**Instructions for the task**
Transcribe the part of the bedroom screens study below that starts with "Introduction: Youth media" and goes on through "family confounding factors.".

**Text block**

Introduction: Youth media guidelines in Canada and the United States recommend that bedrooms should remain screen-free zones. This study aims to verify whether bedroom screens at age 12 years prospectively predict academic and social impairment by age 17 years.

Methods: Participants were from the Quebec Longitudinal Study of Child Development birth cohort (661 girls and 686 boys). Linear regression analyses estimated associations between having a bedroom screen (television or computer) at age 12 years and self-reported overall grades, dropout risk, prosocial behaviour and likelihood of having experienced a dating relationship in the past 12 months at age 17 years, while adjusting for potential individual and family confounding factors.

Results: For both girls and boys, bedroom screens at age 12 years predicted lower overall grades (B = −2.41, p ≤ 0.001 for boys; −1.61, p ≤ 0.05 for girls), higher dropout risk (B = 0.16, p ≤ 0.001 for boys; 0.17, p ≤ 0.001 for girls) and lower likelihood of having experienced a dating relationship (B = −0.13, p ≤ 0.001 for boys; −0.18, p ≤ 0.001 for girls) at age 17. Bedroom screens also predicted lower levels of prosocial behaviour (B = −0.52, p ≤ 0.001) at age 17 years for boys.

Conclusion: The bedroom as an early adolescent screen-based zone does not predict long-term positive health and well-being. Pediatric recommendations to parents and youth should be more resolute about bedrooms being screen-free zones and about unlimited access in private exposures in childhood.

Keywords: bedroom screens, private access, adolescent health, adolescent development, academic adjustment, social adjustment


  • Previous research has shown, and child and adolescent media guidelines recommend, that screens should be kept out of private zones. Early childhood bedroom screen exposure is associated with developmental and health risks, including slower language acquisition, lower sociability and emotional distress in later childhood.
  • Using a prospective-longitudinal birth cohort of 661 girls and 686 boys born at a time when screen exposure was less complex, we found that having a bedroom television or computer in early adolescence predicted academic and social risks in later adolescence, likely from overexposure in terms of time and content.

**Record extracts**

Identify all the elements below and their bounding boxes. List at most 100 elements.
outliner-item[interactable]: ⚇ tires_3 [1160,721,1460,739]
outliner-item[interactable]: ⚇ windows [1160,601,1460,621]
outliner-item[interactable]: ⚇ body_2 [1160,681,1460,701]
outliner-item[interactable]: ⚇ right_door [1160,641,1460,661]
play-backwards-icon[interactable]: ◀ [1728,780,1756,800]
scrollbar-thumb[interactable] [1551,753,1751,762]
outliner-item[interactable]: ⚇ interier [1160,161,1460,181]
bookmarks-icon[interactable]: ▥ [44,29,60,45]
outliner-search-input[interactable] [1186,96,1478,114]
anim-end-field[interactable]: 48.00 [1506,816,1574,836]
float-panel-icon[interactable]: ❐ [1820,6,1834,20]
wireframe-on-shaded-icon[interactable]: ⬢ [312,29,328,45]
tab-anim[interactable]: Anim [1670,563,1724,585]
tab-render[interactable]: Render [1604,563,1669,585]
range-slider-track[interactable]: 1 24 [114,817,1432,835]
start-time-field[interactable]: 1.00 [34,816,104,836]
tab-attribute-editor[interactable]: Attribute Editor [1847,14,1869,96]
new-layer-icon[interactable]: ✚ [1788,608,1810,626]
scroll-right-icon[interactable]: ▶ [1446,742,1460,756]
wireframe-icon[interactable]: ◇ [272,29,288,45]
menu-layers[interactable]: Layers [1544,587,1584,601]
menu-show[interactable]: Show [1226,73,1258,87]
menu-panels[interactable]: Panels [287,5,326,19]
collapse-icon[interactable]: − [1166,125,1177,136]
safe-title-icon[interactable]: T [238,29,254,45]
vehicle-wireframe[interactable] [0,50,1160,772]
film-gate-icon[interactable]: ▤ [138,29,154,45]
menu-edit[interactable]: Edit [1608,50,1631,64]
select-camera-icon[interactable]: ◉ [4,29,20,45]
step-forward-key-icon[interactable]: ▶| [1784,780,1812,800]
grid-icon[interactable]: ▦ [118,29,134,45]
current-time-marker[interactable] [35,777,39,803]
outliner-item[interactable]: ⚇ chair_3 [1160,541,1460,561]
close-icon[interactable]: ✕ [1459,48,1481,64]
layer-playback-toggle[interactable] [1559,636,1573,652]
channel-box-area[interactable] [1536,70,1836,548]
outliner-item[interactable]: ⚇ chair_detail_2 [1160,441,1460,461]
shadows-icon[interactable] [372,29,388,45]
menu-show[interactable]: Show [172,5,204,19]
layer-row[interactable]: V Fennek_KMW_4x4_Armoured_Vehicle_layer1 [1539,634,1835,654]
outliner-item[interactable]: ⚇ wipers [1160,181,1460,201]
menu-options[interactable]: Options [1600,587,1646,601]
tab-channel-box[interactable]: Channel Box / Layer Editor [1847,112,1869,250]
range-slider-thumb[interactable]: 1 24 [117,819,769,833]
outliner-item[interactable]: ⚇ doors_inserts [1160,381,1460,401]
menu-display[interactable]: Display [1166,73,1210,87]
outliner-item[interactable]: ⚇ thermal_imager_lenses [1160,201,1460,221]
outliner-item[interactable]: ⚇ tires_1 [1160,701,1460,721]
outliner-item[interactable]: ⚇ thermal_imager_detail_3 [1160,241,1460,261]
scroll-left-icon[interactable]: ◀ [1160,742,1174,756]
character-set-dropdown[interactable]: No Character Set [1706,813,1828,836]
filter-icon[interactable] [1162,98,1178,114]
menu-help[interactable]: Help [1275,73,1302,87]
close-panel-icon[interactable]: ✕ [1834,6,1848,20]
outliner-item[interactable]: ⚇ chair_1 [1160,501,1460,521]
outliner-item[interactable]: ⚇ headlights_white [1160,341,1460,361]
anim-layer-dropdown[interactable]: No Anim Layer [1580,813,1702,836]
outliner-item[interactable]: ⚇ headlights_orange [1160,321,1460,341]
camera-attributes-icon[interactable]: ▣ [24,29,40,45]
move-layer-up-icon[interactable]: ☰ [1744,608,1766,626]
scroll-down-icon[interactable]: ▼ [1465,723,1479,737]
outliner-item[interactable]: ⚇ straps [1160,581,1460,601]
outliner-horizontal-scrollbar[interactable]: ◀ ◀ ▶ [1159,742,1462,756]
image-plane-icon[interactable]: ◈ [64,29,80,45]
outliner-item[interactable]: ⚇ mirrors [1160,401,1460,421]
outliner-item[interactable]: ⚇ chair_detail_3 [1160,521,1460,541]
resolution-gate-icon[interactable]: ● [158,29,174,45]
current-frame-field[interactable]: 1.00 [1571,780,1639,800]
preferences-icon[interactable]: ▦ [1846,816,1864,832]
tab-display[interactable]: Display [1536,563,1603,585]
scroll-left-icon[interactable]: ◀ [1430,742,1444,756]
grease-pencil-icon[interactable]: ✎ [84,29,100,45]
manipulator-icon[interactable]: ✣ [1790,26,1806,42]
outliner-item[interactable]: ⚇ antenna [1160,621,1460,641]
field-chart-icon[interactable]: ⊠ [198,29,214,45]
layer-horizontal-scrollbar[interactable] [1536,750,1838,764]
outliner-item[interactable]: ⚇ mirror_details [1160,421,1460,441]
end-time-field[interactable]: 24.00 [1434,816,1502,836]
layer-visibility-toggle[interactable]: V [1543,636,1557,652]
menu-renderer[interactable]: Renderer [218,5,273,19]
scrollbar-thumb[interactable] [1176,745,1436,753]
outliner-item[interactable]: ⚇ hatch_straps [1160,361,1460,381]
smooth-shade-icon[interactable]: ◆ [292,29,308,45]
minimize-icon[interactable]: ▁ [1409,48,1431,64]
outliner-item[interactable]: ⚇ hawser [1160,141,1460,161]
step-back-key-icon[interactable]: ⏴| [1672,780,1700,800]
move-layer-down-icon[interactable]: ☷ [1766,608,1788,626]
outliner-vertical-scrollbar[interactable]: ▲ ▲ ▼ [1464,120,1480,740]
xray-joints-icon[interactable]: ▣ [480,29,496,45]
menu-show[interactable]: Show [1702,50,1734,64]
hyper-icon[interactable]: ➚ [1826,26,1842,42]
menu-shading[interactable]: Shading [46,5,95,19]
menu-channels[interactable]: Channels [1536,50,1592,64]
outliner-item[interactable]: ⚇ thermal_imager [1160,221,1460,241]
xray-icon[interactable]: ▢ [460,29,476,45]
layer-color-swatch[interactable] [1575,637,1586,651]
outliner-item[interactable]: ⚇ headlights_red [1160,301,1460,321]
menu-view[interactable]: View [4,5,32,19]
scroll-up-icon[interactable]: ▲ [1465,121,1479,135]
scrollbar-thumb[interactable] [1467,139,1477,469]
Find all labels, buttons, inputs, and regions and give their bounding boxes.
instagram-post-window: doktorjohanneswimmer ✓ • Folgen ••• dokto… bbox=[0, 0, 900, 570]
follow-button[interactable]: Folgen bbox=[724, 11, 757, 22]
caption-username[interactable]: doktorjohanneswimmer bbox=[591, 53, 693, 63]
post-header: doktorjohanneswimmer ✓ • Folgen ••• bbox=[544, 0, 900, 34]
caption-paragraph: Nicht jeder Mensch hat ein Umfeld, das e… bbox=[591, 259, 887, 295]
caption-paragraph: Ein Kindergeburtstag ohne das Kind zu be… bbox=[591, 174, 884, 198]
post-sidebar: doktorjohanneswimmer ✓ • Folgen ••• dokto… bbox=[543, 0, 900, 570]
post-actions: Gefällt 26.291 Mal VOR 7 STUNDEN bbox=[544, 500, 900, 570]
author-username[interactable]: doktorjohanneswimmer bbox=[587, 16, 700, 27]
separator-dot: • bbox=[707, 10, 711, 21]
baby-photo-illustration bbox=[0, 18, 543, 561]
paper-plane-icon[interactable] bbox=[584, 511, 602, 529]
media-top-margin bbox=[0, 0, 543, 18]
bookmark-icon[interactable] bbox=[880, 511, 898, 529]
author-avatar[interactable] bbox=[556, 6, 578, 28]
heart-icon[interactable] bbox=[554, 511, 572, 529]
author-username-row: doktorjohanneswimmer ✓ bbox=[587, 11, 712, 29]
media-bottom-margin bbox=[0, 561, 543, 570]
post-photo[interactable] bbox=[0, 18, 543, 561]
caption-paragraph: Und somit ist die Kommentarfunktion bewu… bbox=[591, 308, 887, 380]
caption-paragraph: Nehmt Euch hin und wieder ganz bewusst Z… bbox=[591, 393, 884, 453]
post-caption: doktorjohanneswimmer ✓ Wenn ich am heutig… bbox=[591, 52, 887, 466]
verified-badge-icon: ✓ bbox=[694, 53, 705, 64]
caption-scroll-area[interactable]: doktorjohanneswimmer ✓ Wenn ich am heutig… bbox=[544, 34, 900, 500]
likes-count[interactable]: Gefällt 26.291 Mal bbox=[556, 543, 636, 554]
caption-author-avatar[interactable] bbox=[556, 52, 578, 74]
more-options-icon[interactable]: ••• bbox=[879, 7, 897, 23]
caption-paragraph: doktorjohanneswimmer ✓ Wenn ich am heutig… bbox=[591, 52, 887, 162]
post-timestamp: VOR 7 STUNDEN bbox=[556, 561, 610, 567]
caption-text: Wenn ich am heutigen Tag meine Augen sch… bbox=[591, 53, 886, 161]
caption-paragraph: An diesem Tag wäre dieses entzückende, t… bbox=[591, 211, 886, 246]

**Result of this exercise**
Introduction: Youth media guidelines in Canada and the United States recommend that bedrooms should remain screen-free zones. This study aims to verify whether bedroom screens at age 12 years prospectively predict academic and social impairment by age 17 years.

Methods: Participants were from the Quebec Longitudinal Study of Child Development birth cohort (661 girls and 686 boys). Linear regression analyses estimated associations between having a bedroom screen (television or computer) at age 12 years and self-reported overall grades, dropout risk, prosocial behaviour and likelihood of having experienced a dating relationship in the past 12 months at age 17 years, while adjusting for potential individual and family confounding factors.